[Start Material provided]

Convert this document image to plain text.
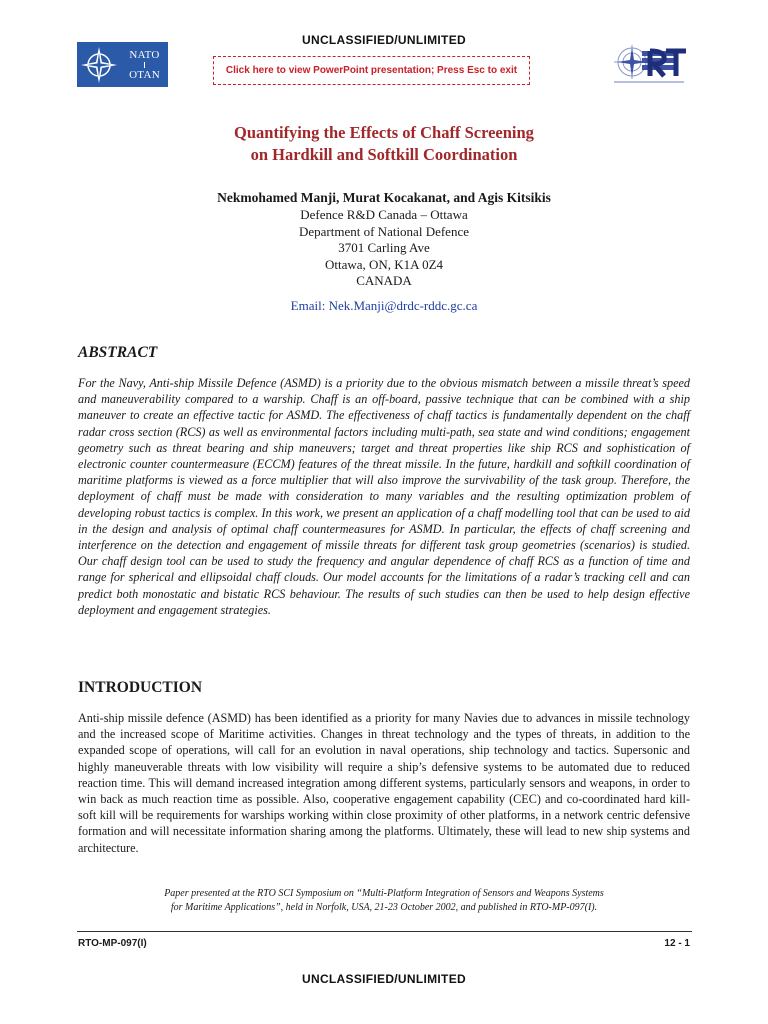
UNCLASSIFIED/UNLIMITED
NATO
OTAN	Click here to view PowerPoint presentation; Press Esc to exit
Quantifying the Effects of Chaff Screening
on Hardkill and Softkill Coordination
Nekmohamed Manji, Murat Kocakanat, and Agis Kitsikis
Defence R&D Canada – Ottawa
Department of National Defence
3701 Carling Ave
Ottawa, ON, K1A 0Z4
CANADA
Email: Nek.Manji@drdc-rddc.gc.ca
ABSTRACT
For the Navy, Anti-ship Missile Defence (ASMD) is a priority due to the obvious mismatch between a missile threat’s speed and maneuverability compared to a warship. Chaff is an off-board, passive technique that can be combined with a ship maneuver to create an effective tactic for ASMD. The effectiveness of chaff tactics is fundamentally dependent on the chaff radar cross section (RCS) as well as environmental factors including multi-path, sea state and wind conditions; engagement geometry such as threat bearing and ship maneuvers; target and threat properties like ship RCS and sophistication of electronic counter countermeasure (ECCM) features of the threat missile. In the future, hardkill and softkill coordination of maritime platforms is viewed as a force multiplier that will also improve the survivability of the task group. Therefore, the deployment of chaff must be made with consideration to many variables and the resulting optimization problem of developing robust tactics is complex. In this work, we present an application of a chaff modelling tool that can be used to aid in the design and analysis of optimal chaff countermeasures for ASMD. In particular, the effects of chaff screening and interference on the detection and engagement of missile threats for different task group geometries (scenarios) is studied. Our chaff design tool can be used to study the frequency and angular dependence of chaff RCS as a function of time and range for spherical and ellipsoidal chaff clouds. Our model accounts for the limitations of a radar’s tracking cell and can predict both monostatic and bistatic RCS behaviour. The results of such studies can then be used to help design effective deployment and engagement strategies.
INTRODUCTION
Anti-ship missile defence (ASMD) has been identified as a priority for many Navies due to advances in missile technology and the increased scope of Maritime activities. Changes in threat technology and the types of threats, in addition to the expanded scope of operations, will call for an evolution in naval operations, ship technology and tactics. Supersonic and highly maneuverable threats with low visibility will require a ship’s defensive systems to be automated due to reduced reaction time. This will demand increased integration among different systems, particularly sensors and weapons, in order to win back as much reaction time as possible. Also, cooperative engagement capability (CEC) and co-coordinated hard kill-soft kill will be requirements for warships working within close proximity of other platforms, in a network centric defensive formation and will necessitate information sharing among the platforms. Ultimately, these will lead to new ship systems and architecture.
Paper presented at the RTO SCI Symposium on “Multi-Platform Integration of Sensors and Weapons Systems
for Maritime Applications”, held in Norfolk, USA, 21-23 October 2002, and published in RTO-MP-097(I).
RTO-MP-097(I)	12 - 1
UNCLASSIFIED/UNLIMITED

[End Material provided]

◆ **Set exercise**:
Count the lines in the material above where the string "Manji" appears, then state only that count.

◆ **Reply**:
2